_What you need to do_
Each record must be reproduced exactly as it is shown.

---

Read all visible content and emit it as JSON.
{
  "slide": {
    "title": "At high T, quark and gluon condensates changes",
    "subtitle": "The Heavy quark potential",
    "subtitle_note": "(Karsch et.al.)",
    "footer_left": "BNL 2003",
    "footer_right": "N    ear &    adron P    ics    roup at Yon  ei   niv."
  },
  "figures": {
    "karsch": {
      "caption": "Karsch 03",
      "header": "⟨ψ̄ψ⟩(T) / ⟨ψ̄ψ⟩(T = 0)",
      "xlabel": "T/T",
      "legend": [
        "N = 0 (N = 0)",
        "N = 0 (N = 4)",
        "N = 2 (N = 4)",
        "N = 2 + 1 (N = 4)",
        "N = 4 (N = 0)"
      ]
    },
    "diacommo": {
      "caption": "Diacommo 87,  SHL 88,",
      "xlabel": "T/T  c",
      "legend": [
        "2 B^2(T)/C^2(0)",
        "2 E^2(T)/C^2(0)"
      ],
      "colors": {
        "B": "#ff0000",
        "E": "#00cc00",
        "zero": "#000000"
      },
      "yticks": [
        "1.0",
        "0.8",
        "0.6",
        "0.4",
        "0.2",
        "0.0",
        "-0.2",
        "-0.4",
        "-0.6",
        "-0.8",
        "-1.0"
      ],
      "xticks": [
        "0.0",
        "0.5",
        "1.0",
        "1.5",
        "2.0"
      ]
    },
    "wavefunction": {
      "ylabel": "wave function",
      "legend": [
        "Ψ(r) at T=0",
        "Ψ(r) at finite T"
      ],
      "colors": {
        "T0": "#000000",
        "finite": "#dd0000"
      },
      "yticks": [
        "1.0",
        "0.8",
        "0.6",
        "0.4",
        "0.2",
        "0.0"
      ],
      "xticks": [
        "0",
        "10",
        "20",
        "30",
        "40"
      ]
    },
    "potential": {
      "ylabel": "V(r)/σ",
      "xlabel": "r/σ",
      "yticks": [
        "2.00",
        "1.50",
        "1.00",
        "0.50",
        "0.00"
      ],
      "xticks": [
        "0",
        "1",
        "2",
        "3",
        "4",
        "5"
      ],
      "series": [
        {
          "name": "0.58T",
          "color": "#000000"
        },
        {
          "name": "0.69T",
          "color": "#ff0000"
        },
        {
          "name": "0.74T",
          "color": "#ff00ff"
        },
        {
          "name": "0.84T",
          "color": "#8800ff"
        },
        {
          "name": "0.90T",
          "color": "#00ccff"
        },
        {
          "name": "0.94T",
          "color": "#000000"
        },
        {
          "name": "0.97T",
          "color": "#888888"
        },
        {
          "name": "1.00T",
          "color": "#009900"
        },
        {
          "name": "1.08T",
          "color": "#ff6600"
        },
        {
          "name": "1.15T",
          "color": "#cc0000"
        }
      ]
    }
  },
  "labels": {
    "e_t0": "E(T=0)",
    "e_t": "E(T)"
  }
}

---

_Answer to this task_
Read all visible content and emit it as JSON.
{
  "slide": {
    "title": "At high T, quark and gluon condensates changes",
    "subtitle": "The Heavy quark potential",
    "subtitle_note": "(Karsch et.al.)",
    "footer_left": "BNL 2003",
    "footer_right": "N    ear &    adron P    ics    roup at Yon  ei   niv."
  },
  "figures": {
    "karsch": {
      "caption": "Karsch 03",
      "header": "⟨ψ̄ψ⟩(T) / ⟨ψ̄ψ⟩(T = 0)",
      "xlabel": "T/T",
      "legend": [
        "N = 0 (N = 0)",
        "N = 0 (N = 4)",
        "N = 2 (N = 4)",
        "N = 2 + 1 (N = 4)",
        "N = 4 (N = 0)"
      ]
    },
    "diacommo": {
      "caption": "Diacommo 87,  SHL 88,",
      "xlabel": "T/T  c",
      "legend": [
        "2 B^2(T)/C^2(0)",
        "2 E^2(T)/C^2(0)"
      ],
      "colors": {
        "B": "#ff0000",
        "E": "#00cc00",
        "zero": "#000000"
      },
      "yticks": [
        "1.0",
        "0.8",
        "0.6",
        "0.4",
        "0.2",
        "0.0",
        "-0.2",
        "-0.4",
        "-0.6",
        "-0.8",
        "-1.0"
      ],
      "xticks": [
        "0.0",
        "0.5",
        "1.0",
        "1.5",
        "2.0"
      ]
    },
    "wavefunction": {
      "ylabel": "wave function",
      "legend": [
        "Ψ(r) at T=0",
        "Ψ(r) at finite T"
      ],
      "colors": {
        "T0": "#000000",
        "finite": "#dd0000"
      },
      "yticks": [
        "1.0",
        "0.8",
        "0.6",
        "0.4",
        "0.2",
        "0.0"
      ],
      "xticks": [
        "0",
        "10",
        "20",
        "30",
        "40"
      ]
    },
    "potential": {
      "ylabel": "V(r)/σ",
      "xlabel": "r/σ",
      "yticks": [
        "2.00",
        "1.50",
        "1.00",
        "0.50",
        "0.00"
      ],
      "xticks": [
        "0",
        "1",
        "2",
        "3",
        "4",
        "5"
      ],
      "series": [
        {
          "name": "0.58T",
          "color": "#000000"
        },
        {
          "name": "0.69T",
          "color": "#ff0000"
        },
        {
          "name": "0.74T",
          "color": "#ff00ff"
        },
        {
          "name": "0.84T",
          "color": "#8800ff"
        },
        {
          "name": "0.90T",
          "color": "#00ccff"
        },
        {
          "name": "0.94T",
          "color": "#000000"
        },
        {
          "name": "0.97T",
          "color": "#888888"
        },
        {
          "name": "1.00T",
          "color": "#009900"
        },
        {
          "name": "1.08T",
          "color": "#ff6600"
        },
        {
          "name": "1.15T",
          "color": "#cc0000"
        }
      ]
    }
  },
  "labels": {
    "e_t0": "E(T=0)",
    "e_t": "E(T)"
  }
}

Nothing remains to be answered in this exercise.